== THE DATA ==
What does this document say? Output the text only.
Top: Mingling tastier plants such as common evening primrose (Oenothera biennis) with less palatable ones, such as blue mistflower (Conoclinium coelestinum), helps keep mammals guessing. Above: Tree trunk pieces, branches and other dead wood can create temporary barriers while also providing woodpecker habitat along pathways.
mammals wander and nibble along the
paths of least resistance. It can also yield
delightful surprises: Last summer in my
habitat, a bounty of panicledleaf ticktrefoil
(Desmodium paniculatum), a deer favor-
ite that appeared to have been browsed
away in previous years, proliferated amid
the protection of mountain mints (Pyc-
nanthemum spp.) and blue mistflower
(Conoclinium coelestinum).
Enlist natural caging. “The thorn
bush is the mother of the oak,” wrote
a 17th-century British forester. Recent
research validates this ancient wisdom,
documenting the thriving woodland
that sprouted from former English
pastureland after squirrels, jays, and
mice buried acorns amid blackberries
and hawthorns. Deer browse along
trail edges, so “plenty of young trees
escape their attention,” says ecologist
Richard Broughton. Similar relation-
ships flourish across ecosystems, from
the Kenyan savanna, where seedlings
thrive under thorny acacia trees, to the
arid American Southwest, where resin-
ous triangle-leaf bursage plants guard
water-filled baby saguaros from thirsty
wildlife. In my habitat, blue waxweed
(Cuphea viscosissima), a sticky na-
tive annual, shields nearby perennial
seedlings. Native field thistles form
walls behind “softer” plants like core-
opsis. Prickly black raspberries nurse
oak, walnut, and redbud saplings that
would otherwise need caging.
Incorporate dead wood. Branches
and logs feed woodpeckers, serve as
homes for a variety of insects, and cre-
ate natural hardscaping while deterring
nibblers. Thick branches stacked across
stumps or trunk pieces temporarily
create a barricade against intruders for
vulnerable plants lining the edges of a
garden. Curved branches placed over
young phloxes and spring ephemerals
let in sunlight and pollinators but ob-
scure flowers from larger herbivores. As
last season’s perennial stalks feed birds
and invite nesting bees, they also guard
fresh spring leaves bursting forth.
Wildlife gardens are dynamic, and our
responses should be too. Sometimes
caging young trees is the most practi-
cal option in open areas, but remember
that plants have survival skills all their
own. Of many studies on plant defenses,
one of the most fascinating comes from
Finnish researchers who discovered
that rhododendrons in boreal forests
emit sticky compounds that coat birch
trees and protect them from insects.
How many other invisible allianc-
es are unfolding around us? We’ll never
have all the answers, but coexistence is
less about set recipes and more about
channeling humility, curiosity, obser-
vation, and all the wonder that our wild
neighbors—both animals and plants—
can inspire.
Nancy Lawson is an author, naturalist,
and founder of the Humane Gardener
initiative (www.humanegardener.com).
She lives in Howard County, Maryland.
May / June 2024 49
===
**DO THIS:**
Locate the lines above that hold the word "dead". Show every one of them.

**SOLUTION:**
Top: Mingling tastier plants such as common evening primrose (Oenothera biennis) with less palatable ones, such as blue mistflower (Conoclinium coelestinum), helps keep mammals guessing. Above: Tree trunk pieces, branches and other dead wood can create temporary barriers while also providing woodpecker habitat along pathways.
Incorporate dead wood. Branches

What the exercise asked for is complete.